[What the task asks] Every line below that contains "вывода" is to be copied.

[Rows]
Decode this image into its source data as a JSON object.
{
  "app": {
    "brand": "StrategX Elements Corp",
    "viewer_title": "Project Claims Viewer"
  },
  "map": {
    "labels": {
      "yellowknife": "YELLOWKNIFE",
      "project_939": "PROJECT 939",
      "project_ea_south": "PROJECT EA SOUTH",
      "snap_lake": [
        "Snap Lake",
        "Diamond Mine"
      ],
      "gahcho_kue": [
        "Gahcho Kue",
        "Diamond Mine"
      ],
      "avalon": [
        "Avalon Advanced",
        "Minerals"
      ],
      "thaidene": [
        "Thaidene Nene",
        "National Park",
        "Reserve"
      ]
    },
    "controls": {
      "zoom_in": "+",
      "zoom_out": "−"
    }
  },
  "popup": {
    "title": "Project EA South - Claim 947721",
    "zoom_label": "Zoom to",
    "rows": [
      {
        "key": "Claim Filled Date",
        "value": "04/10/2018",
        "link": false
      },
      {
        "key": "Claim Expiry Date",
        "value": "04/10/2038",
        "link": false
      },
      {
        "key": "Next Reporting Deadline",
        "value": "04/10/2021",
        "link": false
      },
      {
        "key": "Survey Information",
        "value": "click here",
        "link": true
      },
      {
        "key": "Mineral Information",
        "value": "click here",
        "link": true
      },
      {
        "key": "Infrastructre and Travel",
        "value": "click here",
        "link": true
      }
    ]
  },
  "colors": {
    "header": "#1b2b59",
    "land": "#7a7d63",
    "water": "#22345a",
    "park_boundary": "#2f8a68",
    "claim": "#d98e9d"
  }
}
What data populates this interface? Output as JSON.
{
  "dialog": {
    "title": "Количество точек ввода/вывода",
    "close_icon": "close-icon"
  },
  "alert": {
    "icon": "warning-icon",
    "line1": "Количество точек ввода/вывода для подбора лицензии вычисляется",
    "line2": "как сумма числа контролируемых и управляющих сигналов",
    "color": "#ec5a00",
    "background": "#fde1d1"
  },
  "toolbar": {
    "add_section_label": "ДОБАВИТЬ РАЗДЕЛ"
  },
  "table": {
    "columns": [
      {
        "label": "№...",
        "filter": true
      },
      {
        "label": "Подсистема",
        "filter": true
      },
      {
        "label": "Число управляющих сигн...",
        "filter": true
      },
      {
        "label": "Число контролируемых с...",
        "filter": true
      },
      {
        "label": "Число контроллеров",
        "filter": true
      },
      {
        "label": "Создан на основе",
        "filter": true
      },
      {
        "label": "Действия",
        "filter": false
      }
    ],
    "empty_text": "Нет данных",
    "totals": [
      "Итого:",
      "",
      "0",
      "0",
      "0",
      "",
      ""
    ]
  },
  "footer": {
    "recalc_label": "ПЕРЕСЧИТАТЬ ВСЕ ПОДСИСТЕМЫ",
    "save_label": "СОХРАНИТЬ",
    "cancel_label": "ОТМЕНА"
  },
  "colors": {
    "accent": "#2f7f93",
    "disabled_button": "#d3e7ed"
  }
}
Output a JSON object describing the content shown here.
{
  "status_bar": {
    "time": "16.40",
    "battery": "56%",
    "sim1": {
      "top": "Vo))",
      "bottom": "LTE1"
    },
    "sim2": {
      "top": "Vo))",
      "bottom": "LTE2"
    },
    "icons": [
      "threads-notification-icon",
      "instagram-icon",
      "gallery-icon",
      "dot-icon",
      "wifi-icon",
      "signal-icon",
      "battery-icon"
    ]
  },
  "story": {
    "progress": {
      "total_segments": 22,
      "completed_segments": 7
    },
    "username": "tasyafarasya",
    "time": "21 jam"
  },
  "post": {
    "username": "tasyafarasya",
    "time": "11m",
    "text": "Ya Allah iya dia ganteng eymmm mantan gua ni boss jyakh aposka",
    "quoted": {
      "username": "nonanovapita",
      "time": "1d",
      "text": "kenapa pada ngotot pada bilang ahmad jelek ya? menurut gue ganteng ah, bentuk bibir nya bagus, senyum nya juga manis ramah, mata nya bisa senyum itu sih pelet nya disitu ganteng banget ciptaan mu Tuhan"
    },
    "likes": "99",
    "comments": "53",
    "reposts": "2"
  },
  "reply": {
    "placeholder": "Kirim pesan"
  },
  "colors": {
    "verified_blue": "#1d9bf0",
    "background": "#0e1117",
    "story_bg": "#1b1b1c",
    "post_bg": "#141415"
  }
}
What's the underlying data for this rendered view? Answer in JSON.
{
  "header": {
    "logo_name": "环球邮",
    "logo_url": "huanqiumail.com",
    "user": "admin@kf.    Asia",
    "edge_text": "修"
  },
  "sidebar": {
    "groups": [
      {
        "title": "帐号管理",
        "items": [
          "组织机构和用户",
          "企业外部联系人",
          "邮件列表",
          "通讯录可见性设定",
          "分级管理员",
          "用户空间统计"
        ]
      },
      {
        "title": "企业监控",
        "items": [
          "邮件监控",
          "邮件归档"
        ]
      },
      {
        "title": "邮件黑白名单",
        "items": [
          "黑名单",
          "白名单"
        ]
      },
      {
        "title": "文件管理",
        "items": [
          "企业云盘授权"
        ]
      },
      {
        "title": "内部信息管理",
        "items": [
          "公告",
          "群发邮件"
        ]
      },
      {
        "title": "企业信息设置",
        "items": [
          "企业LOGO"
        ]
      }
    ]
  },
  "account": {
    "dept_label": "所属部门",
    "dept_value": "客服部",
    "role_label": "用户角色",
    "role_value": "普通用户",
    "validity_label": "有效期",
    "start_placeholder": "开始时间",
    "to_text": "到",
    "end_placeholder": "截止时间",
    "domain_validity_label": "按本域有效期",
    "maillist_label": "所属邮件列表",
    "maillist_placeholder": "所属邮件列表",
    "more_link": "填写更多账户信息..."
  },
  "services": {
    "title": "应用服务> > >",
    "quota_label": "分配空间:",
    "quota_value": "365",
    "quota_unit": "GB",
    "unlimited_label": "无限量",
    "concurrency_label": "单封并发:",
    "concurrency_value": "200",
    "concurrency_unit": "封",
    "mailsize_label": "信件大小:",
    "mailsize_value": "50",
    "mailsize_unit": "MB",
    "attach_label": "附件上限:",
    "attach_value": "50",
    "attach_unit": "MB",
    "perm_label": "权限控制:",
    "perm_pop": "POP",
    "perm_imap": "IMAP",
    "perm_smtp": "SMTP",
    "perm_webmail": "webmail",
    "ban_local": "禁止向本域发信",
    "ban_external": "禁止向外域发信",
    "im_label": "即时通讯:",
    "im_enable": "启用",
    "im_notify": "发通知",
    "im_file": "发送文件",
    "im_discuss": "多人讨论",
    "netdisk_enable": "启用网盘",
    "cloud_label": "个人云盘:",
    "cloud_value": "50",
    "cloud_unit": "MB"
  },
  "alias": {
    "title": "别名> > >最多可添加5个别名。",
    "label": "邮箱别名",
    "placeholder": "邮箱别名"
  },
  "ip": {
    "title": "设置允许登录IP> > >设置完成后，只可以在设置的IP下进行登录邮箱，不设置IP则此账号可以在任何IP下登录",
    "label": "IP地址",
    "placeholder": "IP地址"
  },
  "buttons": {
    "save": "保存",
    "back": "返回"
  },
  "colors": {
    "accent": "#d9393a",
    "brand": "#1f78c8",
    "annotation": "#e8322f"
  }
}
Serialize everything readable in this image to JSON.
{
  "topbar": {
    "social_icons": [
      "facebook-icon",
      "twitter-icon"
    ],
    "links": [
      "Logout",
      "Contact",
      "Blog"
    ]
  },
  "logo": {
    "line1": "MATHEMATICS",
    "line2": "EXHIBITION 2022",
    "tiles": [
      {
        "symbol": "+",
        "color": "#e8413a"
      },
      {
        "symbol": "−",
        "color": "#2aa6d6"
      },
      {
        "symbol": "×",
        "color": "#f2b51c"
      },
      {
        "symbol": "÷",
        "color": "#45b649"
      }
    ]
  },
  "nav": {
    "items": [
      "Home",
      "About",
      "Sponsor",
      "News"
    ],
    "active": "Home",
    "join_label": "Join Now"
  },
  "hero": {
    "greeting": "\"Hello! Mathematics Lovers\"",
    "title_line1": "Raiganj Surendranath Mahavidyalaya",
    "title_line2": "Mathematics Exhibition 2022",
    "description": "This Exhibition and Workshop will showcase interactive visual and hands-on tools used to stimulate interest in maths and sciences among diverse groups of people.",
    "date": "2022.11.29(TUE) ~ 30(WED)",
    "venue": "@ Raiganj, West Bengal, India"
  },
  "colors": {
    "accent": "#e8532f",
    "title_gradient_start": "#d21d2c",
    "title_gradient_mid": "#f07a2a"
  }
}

[Output for this task]
    "title": "Количество точек ввода/вывода",
    "line1": "Количество точек ввода/вывода для подбора лицензии вычисляется",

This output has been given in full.